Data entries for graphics
▼

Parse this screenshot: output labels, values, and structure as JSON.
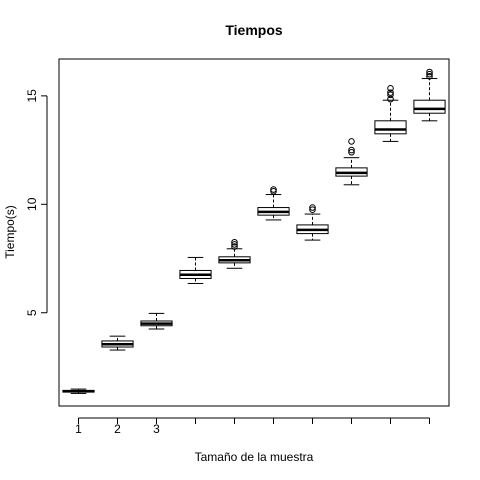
{
  "chart_data": {
    "type": "boxplot",
    "title": "Tiempos",
    "xlabel": "Tamaño de la muestra",
    "ylabel": "Tiempo(s)",
    "xlim": [
      0.5,
      10.5
    ],
    "ylim": [
      0.7,
      16.7
    ],
    "x_ticks": [
      1,
      2,
      3,
      4,
      5,
      6,
      7,
      8,
      9,
      10
    ],
    "x_tick_labels": [
      "1",
      "2",
      "3",
      "",
      "",
      "",
      "",
      "",
      "",
      ""
    ],
    "y_ticks": [
      5,
      10,
      15
    ],
    "y_tick_labels": [
      "5",
      "10",
      "15"
    ],
    "grid": false,
    "boxes": [
      {
        "x": 1,
        "whisker_low": 1.28,
        "q1": 1.34,
        "median": 1.38,
        "q3": 1.42,
        "whisker_high": 1.48,
        "outliers": []
      },
      {
        "x": 2,
        "whisker_low": 3.28,
        "q1": 3.42,
        "median": 3.55,
        "q3": 3.7,
        "whisker_high": 3.92,
        "outliers": []
      },
      {
        "x": 3,
        "whisker_low": 4.25,
        "q1": 4.4,
        "median": 4.5,
        "q3": 4.62,
        "whisker_high": 4.97,
        "outliers": []
      },
      {
        "x": 4,
        "whisker_low": 6.35,
        "q1": 6.58,
        "median": 6.75,
        "q3": 6.95,
        "whisker_high": 7.55,
        "outliers": []
      },
      {
        "x": 5,
        "whisker_low": 7.05,
        "q1": 7.3,
        "median": 7.42,
        "q3": 7.58,
        "whisker_high": 7.95,
        "outliers": [
          8.05,
          8.15,
          8.25
        ]
      },
      {
        "x": 6,
        "whisker_low": 9.28,
        "q1": 9.5,
        "median": 9.65,
        "q3": 9.85,
        "whisker_high": 10.45,
        "outliers": [
          10.6,
          10.68
        ]
      },
      {
        "x": 7,
        "whisker_low": 8.35,
        "q1": 8.65,
        "median": 8.82,
        "q3": 9.05,
        "whisker_high": 9.55,
        "outliers": [
          9.75,
          9.85
        ]
      },
      {
        "x": 8,
        "whisker_low": 10.9,
        "q1": 11.3,
        "median": 11.45,
        "q3": 11.68,
        "whisker_high": 12.15,
        "outliers": [
          12.4,
          12.5,
          12.9
        ]
      },
      {
        "x": 9,
        "whisker_low": 12.9,
        "q1": 13.25,
        "median": 13.45,
        "q3": 13.85,
        "whisker_high": 14.8,
        "outliers": [
          14.85,
          15.05,
          15.15,
          15.35
        ]
      },
      {
        "x": 10,
        "whisker_low": 13.85,
        "q1": 14.2,
        "median": 14.4,
        "q3": 14.8,
        "whisker_high": 15.8,
        "outliers": [
          15.9,
          16.0,
          16.1
        ]
      }
    ]
  }
}
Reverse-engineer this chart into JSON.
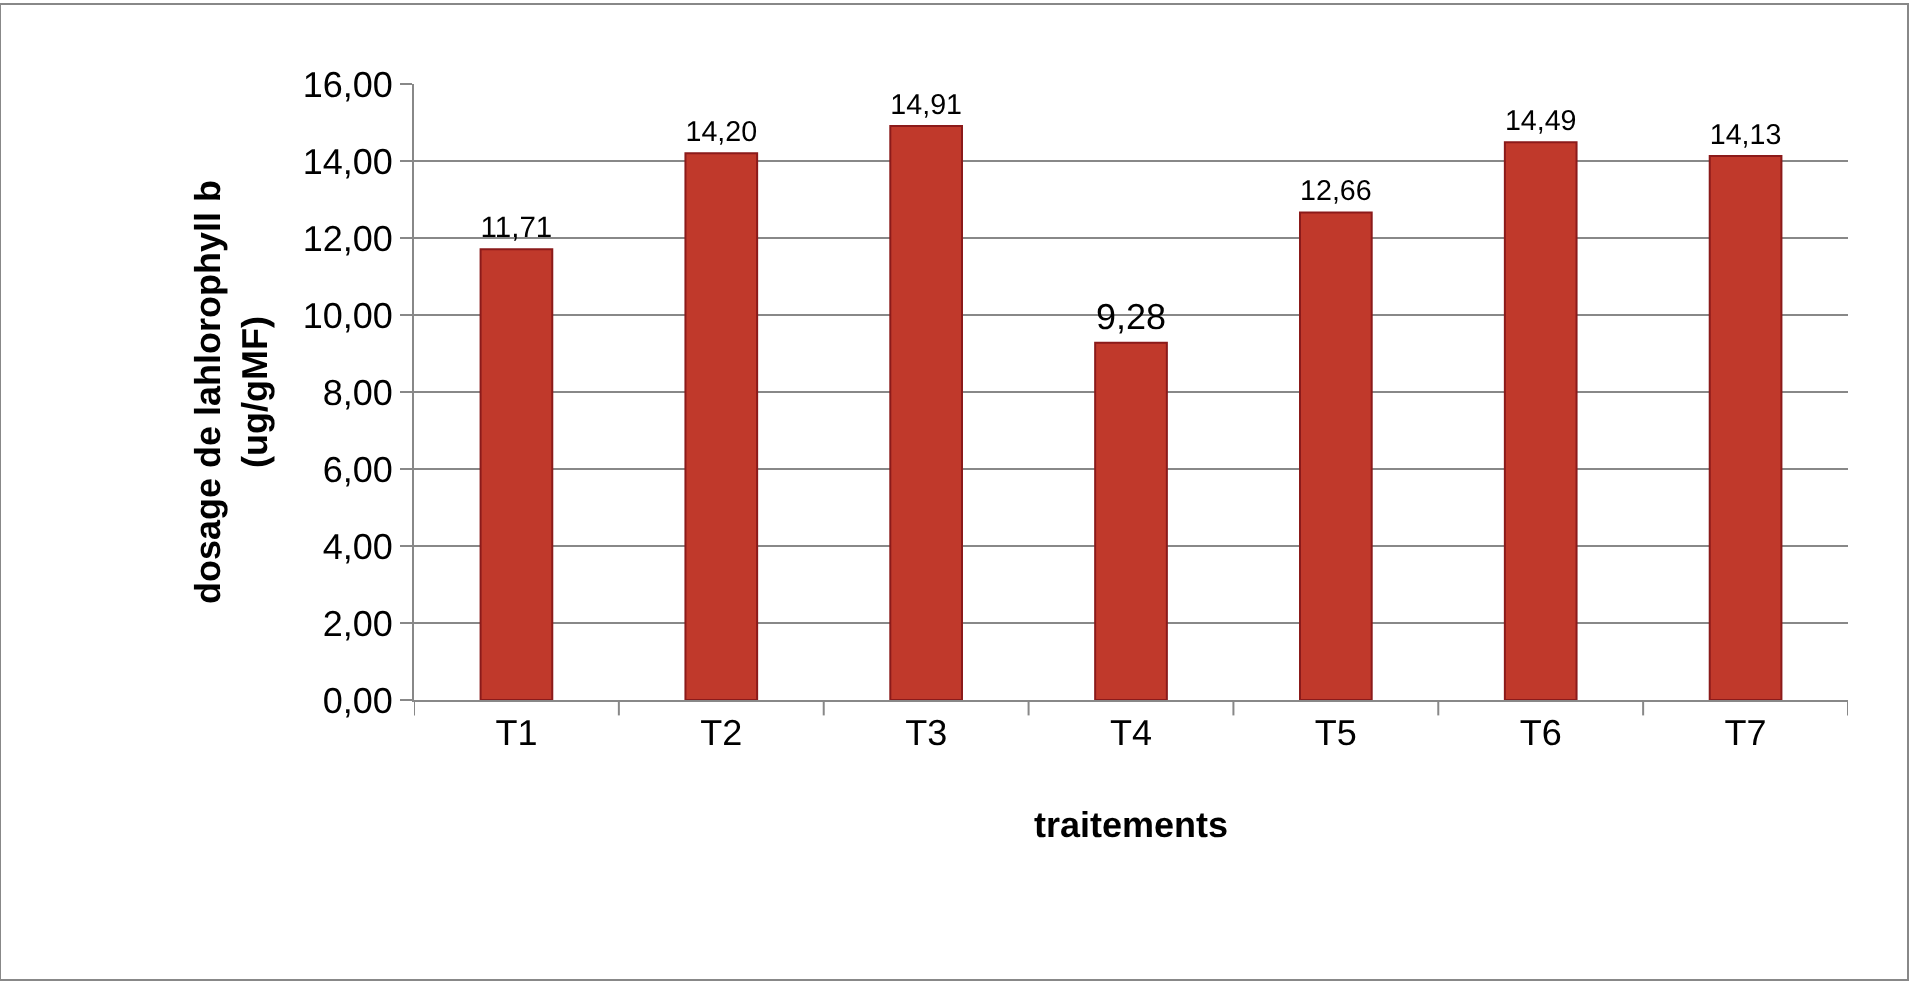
{
  "chart_data": {
    "type": "bar",
    "xlabel": "traitements",
    "ylabel": "dosage de lahlorophyll b\n(ug/gMF)",
    "categories": [
      "T1",
      "T2",
      "T3",
      "T4",
      "T5",
      "T6",
      "T7"
    ],
    "values": [
      11.71,
      14.2,
      14.91,
      9.28,
      12.66,
      14.49,
      14.13
    ],
    "value_labels": [
      "11,71",
      "14,20",
      "14,91",
      "9,28",
      "12,66",
      "14,49",
      "14,13"
    ],
    "color": "#c0392b",
    "ylim": [
      0,
      16
    ],
    "yticks": [
      {
        "value": 0,
        "label": "0,00"
      },
      {
        "value": 2,
        "label": "2,00"
      },
      {
        "value": 4,
        "label": "4,00"
      },
      {
        "value": 6,
        "label": "6,00"
      },
      {
        "value": 8,
        "label": "8,00"
      },
      {
        "value": 10,
        "label": "10,00"
      },
      {
        "value": 12,
        "label": "12,00"
      },
      {
        "value": 14,
        "label": "14,00"
      },
      {
        "value": 16,
        "label": "16,00"
      }
    ],
    "grid": "y",
    "legend": false
  }
}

▲

*Problem to solve:* Nothing in the entries should change as you copy them, except that the pictures are left out.

*Answer in full:*
Parse this screenshot: output labels, values, and structure as JSON.
{
  "chart_data": {
    "type": "boxplot",
    "title": "Tiempos",
    "xlabel": "Tamaño de la muestra",
    "ylabel": "Tiempo(s)",
    "xlim": [
      0.5,
      10.5
    ],
    "ylim": [
      0.7,
      16.7
    ],
    "x_ticks": [
      1,
      2,
      3,
      4,
      5,
      6,
      7,
      8,
      9,
      10
    ],
    "x_tick_labels": [
      "1",
      "2",
      "3",
      "",
      "",
      "",
      "",
      "",
      "",
      ""
    ],
    "y_ticks": [
      5,
      10,
      15
    ],
    "y_tick_labels": [
      "5",
      "10",
      "15"
    ],
    "grid": false,
    "boxes": [
      {
        "x": 1,
        "whisker_low": 1.28,
        "q1": 1.34,
        "median": 1.38,
        "q3": 1.42,
        "whisker_high": 1.48,
        "outliers": []
      },
      {
        "x": 2,
        "whisker_low": 3.28,
        "q1": 3.42,
        "median": 3.55,
        "q3": 3.7,
        "whisker_high": 3.92,
        "outliers": []
      },
      {
        "x": 3,
        "whisker_low": 4.25,
        "q1": 4.4,
        "median": 4.5,
        "q3": 4.62,
        "whisker_high": 4.97,
        "outliers": []
      },
      {
        "x": 4,
        "whisker_low": 6.35,
        "q1": 6.58,
        "median": 6.75,
        "q3": 6.95,
        "whisker_high": 7.55,
        "outliers": []
      },
      {
        "x": 5,
        "whisker_low": 7.05,
        "q1": 7.3,
        "median": 7.42,
        "q3": 7.58,
        "whisker_high": 7.95,
        "outliers": [
          8.05,
          8.15,
          8.25
        ]
      },
      {
        "x": 6,
        "whisker_low": 9.28,
        "q1": 9.5,
        "median": 9.65,
        "q3": 9.85,
        "whisker_high": 10.45,
        "outliers": [
          10.6,
          10.68
        ]
      },
      {
        "x": 7,
        "whisker_low": 8.35,
        "q1": 8.65,
        "median": 8.82,
        "q3": 9.05,
        "whisker_high": 9.55,
        "outliers": [
          9.75,
          9.85
        ]
      },
      {
        "x": 8,
        "whisker_low": 10.9,
        "q1": 11.3,
        "median": 11.45,
        "q3": 11.68,
        "whisker_high": 12.15,
        "outliers": [
          12.4,
          12.5,
          12.9
        ]
      },
      {
        "x": 9,
        "whisker_low": 12.9,
        "q1": 13.25,
        "median": 13.45,
        "q3": 13.85,
        "whisker_high": 14.8,
        "outliers": [
          14.85,
          15.05,
          15.15,
          15.35
        ]
      },
      {
        "x": 10,
        "whisker_low": 13.85,
        "q1": 14.2,
        "median": 14.4,
        "q3": 14.8,
        "whisker_high": 15.8,
        "outliers": [
          15.9,
          16.0,
          16.1
        ]
      }
    ]
  }
}
Reverse-engineer this chart into JSON.
{
  "chart_data": {
    "type": "bar",
    "xlabel": "traitements",
    "ylabel": "dosage de lahlorophyll b\n(ug/gMF)",
    "categories": [
      "T1",
      "T2",
      "T3",
      "T4",
      "T5",
      "T6",
      "T7"
    ],
    "values": [
      11.71,
      14.2,
      14.91,
      9.28,
      12.66,
      14.49,
      14.13
    ],
    "value_labels": [
      "11,71",
      "14,20",
      "14,91",
      "9,28",
      "12,66",
      "14,49",
      "14,13"
    ],
    "color": "#c0392b",
    "ylim": [
      0,
      16
    ],
    "yticks": [
      {
        "value": 0,
        "label": "0,00"
      },
      {
        "value": 2,
        "label": "2,00"
      },
      {
        "value": 4,
        "label": "4,00"
      },
      {
        "value": 6,
        "label": "6,00"
      },
      {
        "value": 8,
        "label": "8,00"
      },
      {
        "value": 10,
        "label": "10,00"
      },
      {
        "value": 12,
        "label": "12,00"
      },
      {
        "value": 14,
        "label": "14,00"
      },
      {
        "value": 16,
        "label": "16,00"
      }
    ],
    "grid": "y",
    "legend": false
  }
}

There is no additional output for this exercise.